- Work to do: Write out the whole of the material exactly.

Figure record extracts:
━━━━

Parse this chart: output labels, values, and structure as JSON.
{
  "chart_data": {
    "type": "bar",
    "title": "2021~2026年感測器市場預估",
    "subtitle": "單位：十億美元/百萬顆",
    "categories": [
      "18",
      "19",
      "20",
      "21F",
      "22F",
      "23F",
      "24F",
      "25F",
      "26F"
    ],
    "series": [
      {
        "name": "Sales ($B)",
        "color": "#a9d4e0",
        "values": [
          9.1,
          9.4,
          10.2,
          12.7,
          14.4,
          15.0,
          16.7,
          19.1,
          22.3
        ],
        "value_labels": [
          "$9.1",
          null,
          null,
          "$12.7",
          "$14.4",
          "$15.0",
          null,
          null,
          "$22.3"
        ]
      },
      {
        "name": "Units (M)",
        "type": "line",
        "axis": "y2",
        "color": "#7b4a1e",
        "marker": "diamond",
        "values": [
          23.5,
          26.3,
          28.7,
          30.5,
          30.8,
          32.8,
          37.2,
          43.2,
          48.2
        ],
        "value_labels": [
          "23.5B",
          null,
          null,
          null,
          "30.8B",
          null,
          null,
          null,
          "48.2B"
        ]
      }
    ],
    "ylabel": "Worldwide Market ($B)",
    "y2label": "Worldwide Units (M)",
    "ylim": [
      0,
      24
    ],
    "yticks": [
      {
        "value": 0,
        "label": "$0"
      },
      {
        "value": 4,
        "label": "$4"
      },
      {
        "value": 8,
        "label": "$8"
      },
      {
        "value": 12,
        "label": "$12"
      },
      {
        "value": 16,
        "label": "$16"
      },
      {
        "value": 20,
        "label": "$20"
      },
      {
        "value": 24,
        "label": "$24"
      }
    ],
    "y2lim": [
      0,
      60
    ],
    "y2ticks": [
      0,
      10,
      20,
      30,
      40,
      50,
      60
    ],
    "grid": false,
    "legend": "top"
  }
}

━━━━

- Exercise result:
Parse this chart: output labels, values, and structure as JSON.
{
  "chart_data": {
    "type": "bar",
    "title": "2021~2026年感測器市場預估",
    "subtitle": "單位：十億美元/百萬顆",
    "categories": [
      "18",
      "19",
      "20",
      "21F",
      "22F",
      "23F",
      "24F",
      "25F",
      "26F"
    ],
    "series": [
      {
        "name": "Sales ($B)",
        "color": "#a9d4e0",
        "values": [
          9.1,
          9.4,
          10.2,
          12.7,
          14.4,
          15.0,
          16.7,
          19.1,
          22.3
        ],
        "value_labels": [
          "$9.1",
          null,
          null,
          "$12.7",
          "$14.4",
          "$15.0",
          null,
          null,
          "$22.3"
        ]
      },
      {
        "name": "Units (M)",
        "type": "line",
        "axis": "y2",
        "color": "#7b4a1e",
        "marker": "diamond",
        "values": [
          23.5,
          26.3,
          28.7,
          30.5,
          30.8,
          32.8,
          37.2,
          43.2,
          48.2
        ],
        "value_labels": [
          "23.5B",
          null,
          null,
          null,
          "30.8B",
          null,
          null,
          null,
          "48.2B"
        ]
      }
    ],
    "ylabel": "Worldwide Market ($B)",
    "y2label": "Worldwide Units (M)",
    "ylim": [
      0,
      24
    ],
    "yticks": [
      {
        "value": 0,
        "label": "$0"
      },
      {
        "value": 4,
        "label": "$4"
      },
      {
        "value": 8,
        "label": "$8"
      },
      {
        "value": 12,
        "label": "$12"
      },
      {
        "value": 16,
        "label": "$16"
      },
      {
        "value": 20,
        "label": "$20"
      },
      {
        "value": 24,
        "label": "$24"
      }
    ],
    "y2lim": [
      0,
      60
    ],
    "y2ticks": [
      0,
      10,
      20,
      30,
      40,
      50,
      60
    ],
    "grid": false,
    "legend": "top"
  }
}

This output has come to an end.